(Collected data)
'''

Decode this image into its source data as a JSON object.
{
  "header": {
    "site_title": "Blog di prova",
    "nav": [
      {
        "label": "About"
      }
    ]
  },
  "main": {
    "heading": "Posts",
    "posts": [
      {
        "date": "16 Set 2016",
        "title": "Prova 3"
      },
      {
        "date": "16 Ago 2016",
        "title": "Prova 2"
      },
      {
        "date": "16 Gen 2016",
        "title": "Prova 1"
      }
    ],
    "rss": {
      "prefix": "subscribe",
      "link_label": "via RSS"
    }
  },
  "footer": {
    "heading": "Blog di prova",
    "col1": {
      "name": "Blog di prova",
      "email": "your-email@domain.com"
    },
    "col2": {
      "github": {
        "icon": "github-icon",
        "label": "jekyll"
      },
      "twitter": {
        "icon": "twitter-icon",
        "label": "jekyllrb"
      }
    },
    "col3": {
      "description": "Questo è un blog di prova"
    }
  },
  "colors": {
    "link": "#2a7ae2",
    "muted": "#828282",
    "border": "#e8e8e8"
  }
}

'''

◆ DESCRIPTION OF THE TASK
Would you write down every record again, exactly?

◆ SOLUTION TO THIS PROBLEM
Decode this image into its source data as a JSON object.
{
  "header": {
    "site_title": "Blog di prova",
    "nav": [
      {
        "label": "About"
      }
    ]
  },
  "main": {
    "heading": "Posts",
    "posts": [
      {
        "date": "16 Set 2016",
        "title": "Prova 3"
      },
      {
        "date": "16 Ago 2016",
        "title": "Prova 2"
      },
      {
        "date": "16 Gen 2016",
        "title": "Prova 1"
      }
    ],
    "rss": {
      "prefix": "subscribe",
      "link_label": "via RSS"
    }
  },
  "footer": {
    "heading": "Blog di prova",
    "col1": {
      "name": "Blog di prova",
      "email": "your-email@domain.com"
    },
    "col2": {
      "github": {
        "icon": "github-icon",
        "label": "jekyll"
      },
      "twitter": {
        "icon": "twitter-icon",
        "label": "jekyllrb"
      }
    },
    "col3": {
      "description": "Questo è un blog di prova"
    }
  },
  "colors": {
    "link": "#2a7ae2",
    "muted": "#828282",
    "border": "#e8e8e8"
  }
}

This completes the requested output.